=== 作業指示 ===
安田純平さんの映像に関する記事のうち、「男性は「今日は私の誕生日、3」から始まり「男性が置かれた状況は不明だ。」で終わる部分を、一字一句違えずに書き写してください。

=== 提供テキスト ===
——

安田純平さんと名乗る男性が映し出された動画=フェイスブックより

 【カイロ秋山信一】昨年6月下旬に内戦下のシリアに入国した後、行方不明になっているフリージャーナリスト、安田純平さん(42)を名乗る男性の映像が16日、インターネット上で確認された。映像を投稿したトルコ在住のシリア人(30)は毎日新聞の電話取材に「男性は安田さんだ」と証言。安田さんは国際テロ組織アルカイダ系の「ヌスラ戦線」に「拘束されている」と説明し、ヌスラ戦線側が身代金を求めていることを示唆した。

 動画は約1分間。安田さんとみられる男性は髪やひげを伸ばし、黒っぽいセーターやマフラーを着用していた。机の上のメモを見ながら英語でメッセージを読み上げており、発言を強要された可能性が高い。

 男性は「今日は私の誕生日、3月16日だ」と切り出し、家族に向けて「愛している。みんなを抱き締めたいが、もうできない」「42年間の人生は、おおむね順調だった」などと話しかけた。誕生日や年齢は安田さんと一致していた。

 さらに男性は「私の国に対して言いたい。暗い部屋で痛みに苦しんでいるのに、誰も反応してくれない」と話した。日本政府の対応を求めた発言とみられる。男性が置かれた状況は不明だ。

 映像を投稿したシリア人は取材に「安田さんの解放交渉に関与しているヌスラ戦線関係者から入手した」と説明。ヌスラ戦線側は当初、映像を15万ドル(約1700万円)で日本メディアなどに売ろうとしたが、買い手がつかず、解放交渉の端緒として日本政府などに安田さんの安否を知らせるために映像の公開に同意したという。

 安田さんの友人でジャーナリストの常岡浩介さん(46)によると、安田さんは昨年6月23日、取材のためトルコ南部アンタクヤからシリア北西部イドリブ県に越境した。検問所の通過は困難だったため、密入国したとみられる。同日未明、安田さんから「いまシリアです。すげえ疲れた」とインターネットを通じ文字メッセージが届いたのを最後に音信が途絶えた。7月初旬、「武装勢力に拘束されたらしい」との連絡がガイド役の周辺の人物からあったという。

 イドリブ県は昨年春以降、ヌスラ戦線と反体制派武装勢力で構成される「ファトフ軍」が実効支配している。安田さんを拘束しているのはヌスラ戦線とは別の反体制武装勢力との情報もある。

 シリア北部では昨年1月、フリージャーナリストの後藤健二さん(当時47歳)と湯川遥菜さん(当時42歳)が過激派組織「イスラム国」(IS)に殺害された。2012年8月にはフリージャーナリストの山本美香さん(当時45歳)が北部アレッポ県で取材中に銃撃され、死亡している。

——

(要素と領域のデータ)
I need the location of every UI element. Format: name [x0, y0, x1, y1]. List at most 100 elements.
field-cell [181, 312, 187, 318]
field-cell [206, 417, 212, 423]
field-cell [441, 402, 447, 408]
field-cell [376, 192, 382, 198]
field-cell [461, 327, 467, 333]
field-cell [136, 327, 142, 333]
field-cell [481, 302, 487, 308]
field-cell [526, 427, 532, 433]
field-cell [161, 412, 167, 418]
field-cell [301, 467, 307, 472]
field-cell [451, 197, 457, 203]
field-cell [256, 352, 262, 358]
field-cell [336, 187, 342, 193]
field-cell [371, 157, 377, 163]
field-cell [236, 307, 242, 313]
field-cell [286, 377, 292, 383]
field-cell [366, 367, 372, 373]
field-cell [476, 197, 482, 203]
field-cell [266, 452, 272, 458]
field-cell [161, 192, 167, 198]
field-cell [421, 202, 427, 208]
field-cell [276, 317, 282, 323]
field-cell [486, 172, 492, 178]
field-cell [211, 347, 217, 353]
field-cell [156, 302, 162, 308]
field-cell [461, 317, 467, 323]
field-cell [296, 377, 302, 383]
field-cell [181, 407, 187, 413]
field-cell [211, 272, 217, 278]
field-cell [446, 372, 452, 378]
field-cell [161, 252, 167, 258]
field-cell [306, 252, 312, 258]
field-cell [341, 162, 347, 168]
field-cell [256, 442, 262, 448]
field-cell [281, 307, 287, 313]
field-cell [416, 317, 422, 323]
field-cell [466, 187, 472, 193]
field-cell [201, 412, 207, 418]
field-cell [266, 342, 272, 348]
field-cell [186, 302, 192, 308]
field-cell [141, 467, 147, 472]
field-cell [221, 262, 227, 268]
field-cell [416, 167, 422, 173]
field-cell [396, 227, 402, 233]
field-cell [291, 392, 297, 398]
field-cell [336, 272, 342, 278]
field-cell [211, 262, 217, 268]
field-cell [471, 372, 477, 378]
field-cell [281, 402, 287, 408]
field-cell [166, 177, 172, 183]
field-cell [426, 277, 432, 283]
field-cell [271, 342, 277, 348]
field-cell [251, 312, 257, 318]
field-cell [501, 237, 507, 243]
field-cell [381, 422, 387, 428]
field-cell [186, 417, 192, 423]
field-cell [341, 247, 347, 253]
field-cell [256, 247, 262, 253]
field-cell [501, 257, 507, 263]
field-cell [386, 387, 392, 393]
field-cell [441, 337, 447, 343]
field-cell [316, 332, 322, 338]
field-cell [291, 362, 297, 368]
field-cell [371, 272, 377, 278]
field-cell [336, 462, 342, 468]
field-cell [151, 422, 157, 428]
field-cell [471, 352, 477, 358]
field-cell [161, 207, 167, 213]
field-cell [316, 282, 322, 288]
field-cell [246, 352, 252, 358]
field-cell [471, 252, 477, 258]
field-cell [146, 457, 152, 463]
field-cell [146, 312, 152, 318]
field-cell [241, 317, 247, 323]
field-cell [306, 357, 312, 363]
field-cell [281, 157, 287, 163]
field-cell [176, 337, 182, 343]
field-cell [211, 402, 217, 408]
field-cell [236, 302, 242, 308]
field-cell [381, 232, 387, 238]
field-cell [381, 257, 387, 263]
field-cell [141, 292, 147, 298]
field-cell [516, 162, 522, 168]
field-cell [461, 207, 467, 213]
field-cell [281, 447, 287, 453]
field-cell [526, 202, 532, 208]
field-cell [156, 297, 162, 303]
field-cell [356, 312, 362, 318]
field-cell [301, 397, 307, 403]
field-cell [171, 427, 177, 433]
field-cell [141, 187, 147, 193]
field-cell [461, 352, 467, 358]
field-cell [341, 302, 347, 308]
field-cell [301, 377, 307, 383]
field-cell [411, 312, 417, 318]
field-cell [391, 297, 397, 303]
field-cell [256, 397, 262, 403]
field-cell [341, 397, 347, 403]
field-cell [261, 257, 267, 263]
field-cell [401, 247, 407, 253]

——

=== 結果は以下 ===
男性は「今日は私の誕生日、3月16日だ」と切り出し、家族に向けて「愛している。みんなを抱き締めたいが、もうできない」「42年間の人生は、おおむね順調だった」などと話しかけた。誕生日や年齢は安田さんと一致していた。

 さらに男性は「私の国に対して言いたい。暗い部屋で痛みに苦しんでいるのに、誰も反応してくれない」と話した。日本政府の対応を求めた発言とみられる。男性が置かれた状況は不明だ。